[Figure contents as structured data]
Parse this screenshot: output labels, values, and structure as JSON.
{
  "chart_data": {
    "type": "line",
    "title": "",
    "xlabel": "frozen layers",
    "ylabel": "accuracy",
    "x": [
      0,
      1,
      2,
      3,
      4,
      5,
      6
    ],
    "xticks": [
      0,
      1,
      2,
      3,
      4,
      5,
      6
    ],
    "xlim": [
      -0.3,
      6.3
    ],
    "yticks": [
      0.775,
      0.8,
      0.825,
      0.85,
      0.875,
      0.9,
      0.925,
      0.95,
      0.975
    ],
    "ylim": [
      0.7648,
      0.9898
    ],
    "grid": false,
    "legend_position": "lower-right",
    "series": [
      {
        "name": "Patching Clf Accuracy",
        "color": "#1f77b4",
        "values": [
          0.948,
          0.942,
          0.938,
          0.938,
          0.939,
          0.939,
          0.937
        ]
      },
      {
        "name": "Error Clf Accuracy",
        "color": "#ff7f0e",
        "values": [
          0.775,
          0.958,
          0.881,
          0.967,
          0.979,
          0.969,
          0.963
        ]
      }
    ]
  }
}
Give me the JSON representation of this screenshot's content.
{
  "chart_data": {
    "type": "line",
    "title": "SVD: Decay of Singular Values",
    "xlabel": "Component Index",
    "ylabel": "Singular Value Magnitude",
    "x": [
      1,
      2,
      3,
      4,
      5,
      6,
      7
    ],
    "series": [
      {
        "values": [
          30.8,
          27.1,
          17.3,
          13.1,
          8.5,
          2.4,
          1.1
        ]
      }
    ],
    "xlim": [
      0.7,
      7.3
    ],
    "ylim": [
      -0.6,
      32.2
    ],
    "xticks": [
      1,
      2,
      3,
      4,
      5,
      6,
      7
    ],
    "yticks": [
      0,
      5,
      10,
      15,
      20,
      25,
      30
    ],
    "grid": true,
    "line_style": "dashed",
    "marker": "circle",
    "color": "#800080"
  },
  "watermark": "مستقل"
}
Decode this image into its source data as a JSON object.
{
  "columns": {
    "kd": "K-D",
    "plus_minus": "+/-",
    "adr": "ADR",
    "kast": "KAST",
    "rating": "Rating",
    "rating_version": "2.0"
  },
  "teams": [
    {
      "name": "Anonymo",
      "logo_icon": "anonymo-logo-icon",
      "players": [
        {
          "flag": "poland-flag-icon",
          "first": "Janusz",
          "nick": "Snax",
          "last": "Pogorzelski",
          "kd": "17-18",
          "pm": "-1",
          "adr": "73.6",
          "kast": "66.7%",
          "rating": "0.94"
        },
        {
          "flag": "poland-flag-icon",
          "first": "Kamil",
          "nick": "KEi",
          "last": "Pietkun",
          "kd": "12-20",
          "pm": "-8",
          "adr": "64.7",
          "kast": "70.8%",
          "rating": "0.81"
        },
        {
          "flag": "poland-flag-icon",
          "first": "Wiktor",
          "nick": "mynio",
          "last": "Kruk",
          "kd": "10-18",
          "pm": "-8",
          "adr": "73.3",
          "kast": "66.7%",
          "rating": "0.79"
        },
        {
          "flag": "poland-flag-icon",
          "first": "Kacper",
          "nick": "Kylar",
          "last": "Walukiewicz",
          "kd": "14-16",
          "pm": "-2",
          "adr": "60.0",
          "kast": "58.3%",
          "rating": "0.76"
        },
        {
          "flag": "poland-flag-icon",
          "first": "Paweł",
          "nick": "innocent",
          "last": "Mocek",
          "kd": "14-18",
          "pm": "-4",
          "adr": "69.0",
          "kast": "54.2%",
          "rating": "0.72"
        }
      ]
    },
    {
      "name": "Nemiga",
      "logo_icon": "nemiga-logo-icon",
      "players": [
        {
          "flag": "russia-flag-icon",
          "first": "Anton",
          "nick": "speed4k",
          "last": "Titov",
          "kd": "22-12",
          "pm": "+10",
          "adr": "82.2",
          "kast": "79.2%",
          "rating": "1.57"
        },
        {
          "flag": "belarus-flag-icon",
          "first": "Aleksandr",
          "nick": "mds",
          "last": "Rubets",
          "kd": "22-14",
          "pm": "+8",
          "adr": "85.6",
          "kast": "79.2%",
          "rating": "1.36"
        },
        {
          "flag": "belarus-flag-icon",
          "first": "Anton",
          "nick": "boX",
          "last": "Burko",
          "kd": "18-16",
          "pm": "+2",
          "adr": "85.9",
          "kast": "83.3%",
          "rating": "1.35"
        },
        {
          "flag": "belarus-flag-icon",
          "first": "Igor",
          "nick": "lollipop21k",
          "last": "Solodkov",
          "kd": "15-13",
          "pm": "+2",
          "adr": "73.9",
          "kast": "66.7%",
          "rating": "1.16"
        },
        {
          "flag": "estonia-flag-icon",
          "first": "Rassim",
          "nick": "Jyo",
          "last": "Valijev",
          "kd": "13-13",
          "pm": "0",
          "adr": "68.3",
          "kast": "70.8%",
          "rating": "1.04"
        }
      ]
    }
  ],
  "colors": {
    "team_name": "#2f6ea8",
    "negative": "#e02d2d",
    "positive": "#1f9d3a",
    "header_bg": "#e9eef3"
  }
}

§ What you need to do
Reproduce the full listing exactly.

§ In response
Parse this screenshot: output labels, values, and structure as JSON.
{
  "chart_data": {
    "type": "line",
    "title": "",
    "xlabel": "frozen layers",
    "ylabel": "accuracy",
    "x": [
      0,
      1,
      2,
      3,
      4,
      5,
      6
    ],
    "xticks": [
      0,
      1,
      2,
      3,
      4,
      5,
      6
    ],
    "xlim": [
      -0.3,
      6.3
    ],
    "yticks": [
      0.775,
      0.8,
      0.825,
      0.85,
      0.875,
      0.9,
      0.925,
      0.95,
      0.975
    ],
    "ylim": [
      0.7648,
      0.9898
    ],
    "grid": false,
    "legend_position": "lower-right",
    "series": [
      {
        "name": "Patching Clf Accuracy",
        "color": "#1f77b4",
        "values": [
          0.948,
          0.942,
          0.938,
          0.938,
          0.939,
          0.939,
          0.937
        ]
      },
      {
        "name": "Error Clf Accuracy",
        "color": "#ff7f0e",
        "values": [
          0.775,
          0.958,
          0.881,
          0.967,
          0.979,
          0.969,
          0.963
        ]
      }
    ]
  }
}
Give me the JSON representation of this screenshot's content.
{
  "chart_data": {
    "type": "line",
    "title": "SVD: Decay of Singular Values",
    "xlabel": "Component Index",
    "ylabel": "Singular Value Magnitude",
    "x": [
      1,
      2,
      3,
      4,
      5,
      6,
      7
    ],
    "series": [
      {
        "values": [
          30.8,
          27.1,
          17.3,
          13.1,
          8.5,
          2.4,
          1.1
        ]
      }
    ],
    "xlim": [
      0.7,
      7.3
    ],
    "ylim": [
      -0.6,
      32.2
    ],
    "xticks": [
      1,
      2,
      3,
      4,
      5,
      6,
      7
    ],
    "yticks": [
      0,
      5,
      10,
      15,
      20,
      25,
      30
    ],
    "grid": true,
    "line_style": "dashed",
    "marker": "circle",
    "color": "#800080"
  },
  "watermark": "مستقل"
}
Decode this image into its source data as a JSON object.
{
  "columns": {
    "kd": "K-D",
    "plus_minus": "+/-",
    "adr": "ADR",
    "kast": "KAST",
    "rating": "Rating",
    "rating_version": "2.0"
  },
  "teams": [
    {
      "name": "Anonymo",
      "logo_icon": "anonymo-logo-icon",
      "players": [
        {
          "flag": "poland-flag-icon",
          "first": "Janusz",
          "nick": "Snax",
          "last": "Pogorzelski",
          "kd": "17-18",
          "pm": "-1",
          "adr": "73.6",
          "kast": "66.7%",
          "rating": "0.94"
        },
        {
          "flag": "poland-flag-icon",
          "first": "Kamil",
          "nick": "KEi",
          "last": "Pietkun",
          "kd": "12-20",
          "pm": "-8",
          "adr": "64.7",
          "kast": "70.8%",
          "rating": "0.81"
        },
        {
          "flag": "poland-flag-icon",
          "first": "Wiktor",
          "nick": "mynio",
          "last": "Kruk",
          "kd": "10-18",
          "pm": "-8",
          "adr": "73.3",
          "kast": "66.7%",
          "rating": "0.79"
        },
        {
          "flag": "poland-flag-icon",
          "first": "Kacper",
          "nick": "Kylar",
          "last": "Walukiewicz",
          "kd": "14-16",
          "pm": "-2",
          "adr": "60.0",
          "kast": "58.3%",
          "rating": "0.76"
        },
        {
          "flag": "poland-flag-icon",
          "first": "Paweł",
          "nick": "innocent",
          "last": "Mocek",
          "kd": "14-18",
          "pm": "-4",
          "adr": "69.0",
          "kast": "54.2%",
          "rating": "0.72"
        }
      ]
    },
    {
      "name": "Nemiga",
      "logo_icon": "nemiga-logo-icon",
      "players": [
        {
          "flag": "russia-flag-icon",
          "first": "Anton",
          "nick": "speed4k",
          "last": "Titov",
          "kd": "22-12",
          "pm": "+10",
          "adr": "82.2",
          "kast": "79.2%",
          "rating": "1.57"
        },
        {
          "flag": "belarus-flag-icon",
          "first": "Aleksandr",
          "nick": "mds",
          "last": "Rubets",
          "kd": "22-14",
          "pm": "+8",
          "adr": "85.6",
          "kast": "79.2%",
          "rating": "1.36"
        },
        {
          "flag": "belarus-flag-icon",
          "first": "Anton",
          "nick": "boX",
          "last": "Burko",
          "kd": "18-16",
          "pm": "+2",
          "adr": "85.9",
          "kast": "83.3%",
          "rating": "1.35"
        },
        {
          "flag": "belarus-flag-icon",
          "first": "Igor",
          "nick": "lollipop21k",
          "last": "Solodkov",
          "kd": "15-13",
          "pm": "+2",
          "adr": "73.9",
          "kast": "66.7%",
          "rating": "1.16"
        },
        {
          "flag": "estonia-flag-icon",
          "first": "Rassim",
          "nick": "Jyo",
          "last": "Valijev",
          "kd": "13-13",
          "pm": "0",
          "adr": "68.3",
          "kast": "70.8%",
          "rating": "1.04"
        }
      ]
    }
  ],
  "colors": {
    "team_name": "#2f6ea8",
    "negative": "#e02d2d",
    "positive": "#1f9d3a",
    "header_bg": "#e9eef3"
  }
}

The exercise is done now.